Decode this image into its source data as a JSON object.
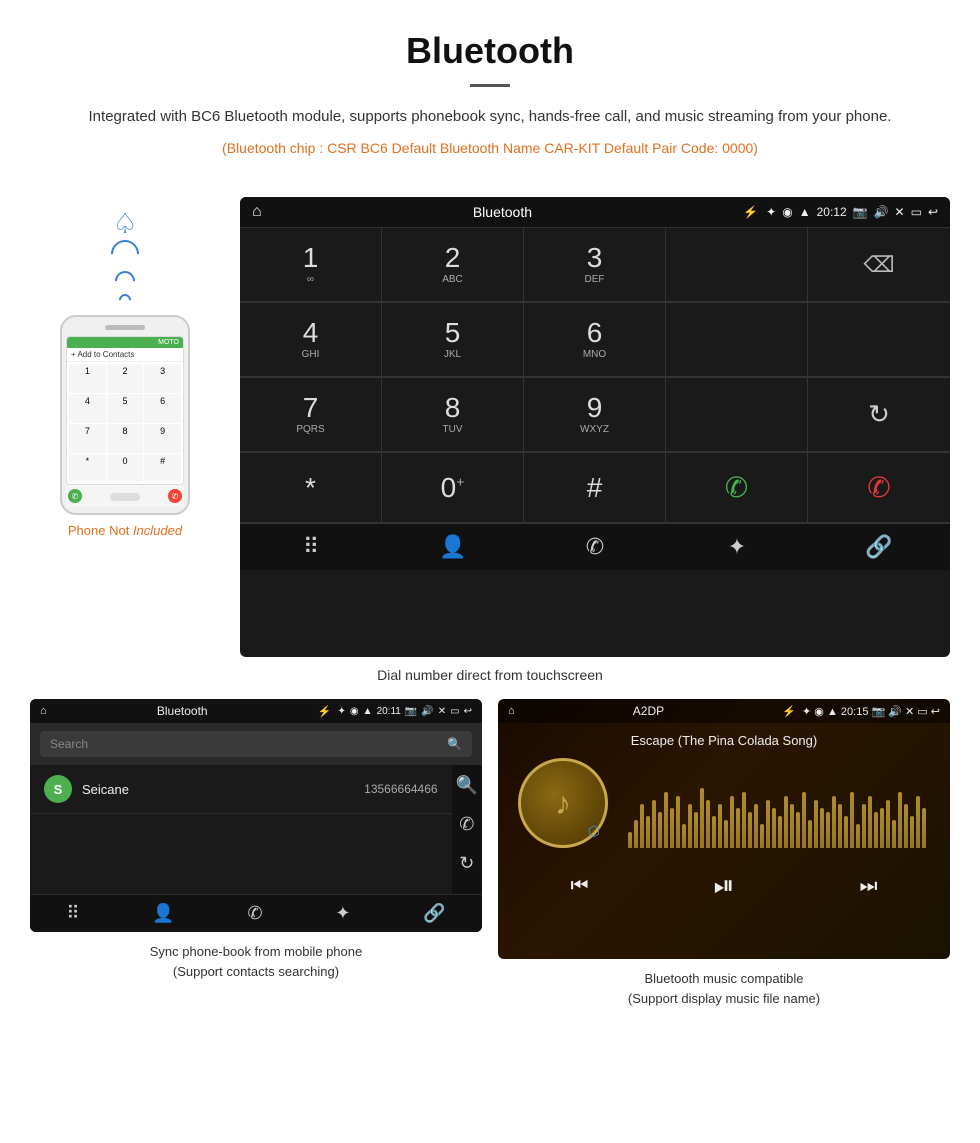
{
  "header": {
    "title": "Bluetooth",
    "description": "Integrated with BC6 Bluetooth module, supports phonebook sync, hands-free call, and music streaming from your phone.",
    "specs": "(Bluetooth chip : CSR BC6    Default Bluetooth Name CAR-KIT    Default Pair Code: 0000)"
  },
  "phone_label": "Phone Not Included",
  "car_screen": {
    "statusbar": {
      "title": "Bluetooth",
      "time": "20:12"
    },
    "dialpad": {
      "keys": [
        {
          "num": "1",
          "sub": ""
        },
        {
          "num": "2",
          "sub": "ABC"
        },
        {
          "num": "3",
          "sub": "DEF"
        },
        {
          "num": "",
          "sub": ""
        },
        {
          "num": "",
          "sub": "backspace"
        },
        {
          "num": "4",
          "sub": "GHI"
        },
        {
          "num": "5",
          "sub": "JKL"
        },
        {
          "num": "6",
          "sub": "MNO"
        },
        {
          "num": "",
          "sub": ""
        },
        {
          "num": "",
          "sub": ""
        },
        {
          "num": "7",
          "sub": "PQRS"
        },
        {
          "num": "8",
          "sub": "TUV"
        },
        {
          "num": "9",
          "sub": "WXYZ"
        },
        {
          "num": "",
          "sub": ""
        },
        {
          "num": "",
          "sub": "refresh"
        },
        {
          "num": "*",
          "sub": ""
        },
        {
          "num": "0",
          "sub": "+"
        },
        {
          "num": "#",
          "sub": ""
        },
        {
          "num": "",
          "sub": "call"
        },
        {
          "num": "",
          "sub": "end"
        }
      ]
    },
    "bottom_nav": [
      "grid",
      "person",
      "phone",
      "bluetooth",
      "link"
    ]
  },
  "dial_caption": "Dial number direct from touchscreen",
  "phonebook_screen": {
    "statusbar_title": "Bluetooth",
    "statusbar_time": "20:11",
    "search_placeholder": "Search",
    "contact": {
      "initial": "S",
      "name": "Seicane",
      "number": "13566664466"
    }
  },
  "phonebook_caption": "Sync phone-book from mobile phone\n(Support contacts searching)",
  "music_screen": {
    "statusbar_title": "A2DP",
    "statusbar_time": "20:15",
    "song_title": "Escape (The Pina Colada Song)"
  },
  "music_caption": "Bluetooth music compatible\n(Support display music file name)",
  "vis_bars": [
    20,
    35,
    55,
    40,
    60,
    45,
    70,
    50,
    65,
    30,
    55,
    45,
    75,
    60,
    40,
    55,
    35,
    65,
    50,
    70,
    45,
    55,
    30,
    60,
    50,
    40,
    65,
    55,
    45,
    70,
    35,
    60,
    50,
    45,
    65,
    55,
    40,
    70,
    30,
    55,
    65,
    45,
    50,
    60,
    35,
    70,
    55,
    40,
    65,
    50
  ]
}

== TASK DESCRIPTION ==
Transcribe the records above verbatim. Do not carry over any picture.

== FINAL ANSWER ==
Decode this image into its source data as a JSON object.
{
  "header": {
    "title": "Bluetooth",
    "description": "Integrated with BC6 Bluetooth module, supports phonebook sync, hands-free call, and music streaming from your phone.",
    "specs": "(Bluetooth chip : CSR BC6    Default Bluetooth Name CAR-KIT    Default Pair Code: 0000)"
  },
  "phone_label": "Phone Not Included",
  "car_screen": {
    "statusbar": {
      "title": "Bluetooth",
      "time": "20:12"
    },
    "dialpad": {
      "keys": [
        {
          "num": "1",
          "sub": ""
        },
        {
          "num": "2",
          "sub": "ABC"
        },
        {
          "num": "3",
          "sub": "DEF"
        },
        {
          "num": "",
          "sub": ""
        },
        {
          "num": "",
          "sub": "backspace"
        },
        {
          "num": "4",
          "sub": "GHI"
        },
        {
          "num": "5",
          "sub": "JKL"
        },
        {
          "num": "6",
          "sub": "MNO"
        },
        {
          "num": "",
          "sub": ""
        },
        {
          "num": "",
          "sub": ""
        },
        {
          "num": "7",
          "sub": "PQRS"
        },
        {
          "num": "8",
          "sub": "TUV"
        },
        {
          "num": "9",
          "sub": "WXYZ"
        },
        {
          "num": "",
          "sub": ""
        },
        {
          "num": "",
          "sub": "refresh"
        },
        {
          "num": "*",
          "sub": ""
        },
        {
          "num": "0",
          "sub": "+"
        },
        {
          "num": "#",
          "sub": ""
        },
        {
          "num": "",
          "sub": "call"
        },
        {
          "num": "",
          "sub": "end"
        }
      ]
    },
    "bottom_nav": [
      "grid",
      "person",
      "phone",
      "bluetooth",
      "link"
    ]
  },
  "dial_caption": "Dial number direct from touchscreen",
  "phonebook_screen": {
    "statusbar_title": "Bluetooth",
    "statusbar_time": "20:11",
    "search_placeholder": "Search",
    "contact": {
      "initial": "S",
      "name": "Seicane",
      "number": "13566664466"
    }
  },
  "phonebook_caption": "Sync phone-book from mobile phone\n(Support contacts searching)",
  "music_screen": {
    "statusbar_title": "A2DP",
    "statusbar_time": "20:15",
    "song_title": "Escape (The Pina Colada Song)"
  },
  "music_caption": "Bluetooth music compatible\n(Support display music file name)",
  "vis_bars": [
    20,
    35,
    55,
    40,
    60,
    45,
    70,
    50,
    65,
    30,
    55,
    45,
    75,
    60,
    40,
    55,
    35,
    65,
    50,
    70,
    45,
    55,
    30,
    60,
    50,
    40,
    65,
    55,
    45,
    70,
    35,
    60,
    50,
    45,
    65,
    55,
    40,
    70,
    30,
    55,
    65,
    45,
    50,
    60,
    35,
    70,
    55,
    40,
    65,
    50
  ]
}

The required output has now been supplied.